> [Objective]
Bring together all lines of the material below that contain the string "КРЕДИТ".

> [Input data]
Begin

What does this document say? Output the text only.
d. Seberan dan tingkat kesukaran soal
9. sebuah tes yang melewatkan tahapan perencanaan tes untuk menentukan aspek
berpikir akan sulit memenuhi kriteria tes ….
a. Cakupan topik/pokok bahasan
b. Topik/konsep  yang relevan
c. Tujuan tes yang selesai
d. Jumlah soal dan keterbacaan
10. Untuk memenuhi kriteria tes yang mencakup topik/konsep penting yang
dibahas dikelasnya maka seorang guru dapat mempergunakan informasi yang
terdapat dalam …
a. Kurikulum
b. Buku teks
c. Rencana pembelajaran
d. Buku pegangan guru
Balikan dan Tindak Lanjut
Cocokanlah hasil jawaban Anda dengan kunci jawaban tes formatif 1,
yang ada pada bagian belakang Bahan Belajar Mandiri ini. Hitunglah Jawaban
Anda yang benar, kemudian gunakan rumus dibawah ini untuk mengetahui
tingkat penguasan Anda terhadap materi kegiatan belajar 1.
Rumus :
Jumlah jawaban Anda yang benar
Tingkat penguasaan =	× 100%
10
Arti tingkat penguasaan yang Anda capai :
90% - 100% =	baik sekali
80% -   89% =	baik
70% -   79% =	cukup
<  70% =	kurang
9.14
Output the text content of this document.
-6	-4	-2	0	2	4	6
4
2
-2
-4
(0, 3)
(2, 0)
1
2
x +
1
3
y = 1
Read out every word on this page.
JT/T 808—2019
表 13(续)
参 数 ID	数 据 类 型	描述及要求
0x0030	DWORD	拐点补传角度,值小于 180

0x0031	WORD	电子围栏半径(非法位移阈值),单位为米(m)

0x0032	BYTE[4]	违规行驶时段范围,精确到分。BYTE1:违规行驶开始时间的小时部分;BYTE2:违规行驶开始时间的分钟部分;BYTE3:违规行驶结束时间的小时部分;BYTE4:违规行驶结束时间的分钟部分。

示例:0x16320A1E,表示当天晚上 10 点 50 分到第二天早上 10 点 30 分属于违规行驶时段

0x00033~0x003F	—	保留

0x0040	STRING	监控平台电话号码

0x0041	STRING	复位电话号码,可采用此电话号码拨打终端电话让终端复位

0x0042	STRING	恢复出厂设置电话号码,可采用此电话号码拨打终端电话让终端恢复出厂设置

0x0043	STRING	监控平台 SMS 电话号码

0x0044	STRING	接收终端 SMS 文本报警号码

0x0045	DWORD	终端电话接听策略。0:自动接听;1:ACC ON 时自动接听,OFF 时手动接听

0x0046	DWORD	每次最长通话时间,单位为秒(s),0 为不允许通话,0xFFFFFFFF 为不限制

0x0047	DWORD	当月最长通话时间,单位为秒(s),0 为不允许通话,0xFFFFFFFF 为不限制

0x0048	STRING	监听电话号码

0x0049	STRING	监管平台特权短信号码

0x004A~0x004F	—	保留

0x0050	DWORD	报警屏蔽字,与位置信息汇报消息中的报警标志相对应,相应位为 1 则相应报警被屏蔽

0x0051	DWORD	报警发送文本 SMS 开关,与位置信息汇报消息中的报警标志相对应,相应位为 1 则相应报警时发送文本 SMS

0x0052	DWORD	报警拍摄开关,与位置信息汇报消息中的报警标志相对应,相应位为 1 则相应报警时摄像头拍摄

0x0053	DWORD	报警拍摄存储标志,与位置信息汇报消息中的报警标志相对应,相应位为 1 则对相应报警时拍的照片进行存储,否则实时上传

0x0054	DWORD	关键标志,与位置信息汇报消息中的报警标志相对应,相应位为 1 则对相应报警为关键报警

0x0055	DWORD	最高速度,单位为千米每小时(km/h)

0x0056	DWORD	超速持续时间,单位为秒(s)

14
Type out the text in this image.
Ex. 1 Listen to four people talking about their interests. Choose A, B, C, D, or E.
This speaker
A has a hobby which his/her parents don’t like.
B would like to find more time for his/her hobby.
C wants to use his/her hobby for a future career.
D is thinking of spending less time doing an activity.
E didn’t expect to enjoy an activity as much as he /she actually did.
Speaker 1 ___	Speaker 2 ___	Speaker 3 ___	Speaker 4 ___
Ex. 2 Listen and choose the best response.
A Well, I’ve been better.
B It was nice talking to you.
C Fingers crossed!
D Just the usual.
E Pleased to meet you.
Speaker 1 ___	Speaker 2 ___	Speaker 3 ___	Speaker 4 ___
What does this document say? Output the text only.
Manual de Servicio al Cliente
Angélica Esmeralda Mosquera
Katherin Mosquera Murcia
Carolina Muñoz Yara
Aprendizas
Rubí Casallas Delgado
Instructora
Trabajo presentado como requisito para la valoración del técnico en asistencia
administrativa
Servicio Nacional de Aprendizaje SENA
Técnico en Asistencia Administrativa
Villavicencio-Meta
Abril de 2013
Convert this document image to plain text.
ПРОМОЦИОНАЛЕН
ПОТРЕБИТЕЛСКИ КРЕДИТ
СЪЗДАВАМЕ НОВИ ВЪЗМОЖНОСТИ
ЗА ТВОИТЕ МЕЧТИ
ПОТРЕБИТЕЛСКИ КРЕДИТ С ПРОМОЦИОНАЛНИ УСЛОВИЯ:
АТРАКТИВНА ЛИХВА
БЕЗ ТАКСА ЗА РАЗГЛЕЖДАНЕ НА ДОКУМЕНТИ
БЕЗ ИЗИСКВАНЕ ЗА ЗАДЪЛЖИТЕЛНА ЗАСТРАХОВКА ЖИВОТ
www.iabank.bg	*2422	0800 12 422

End

> [Final result]
ПОТРЕБИТЕЛСКИ КРЕДИТ
ПОТРЕБИТЕЛСКИ КРЕДИТ С ПРОМОЦИОНАЛНИ УСЛОВИЯ:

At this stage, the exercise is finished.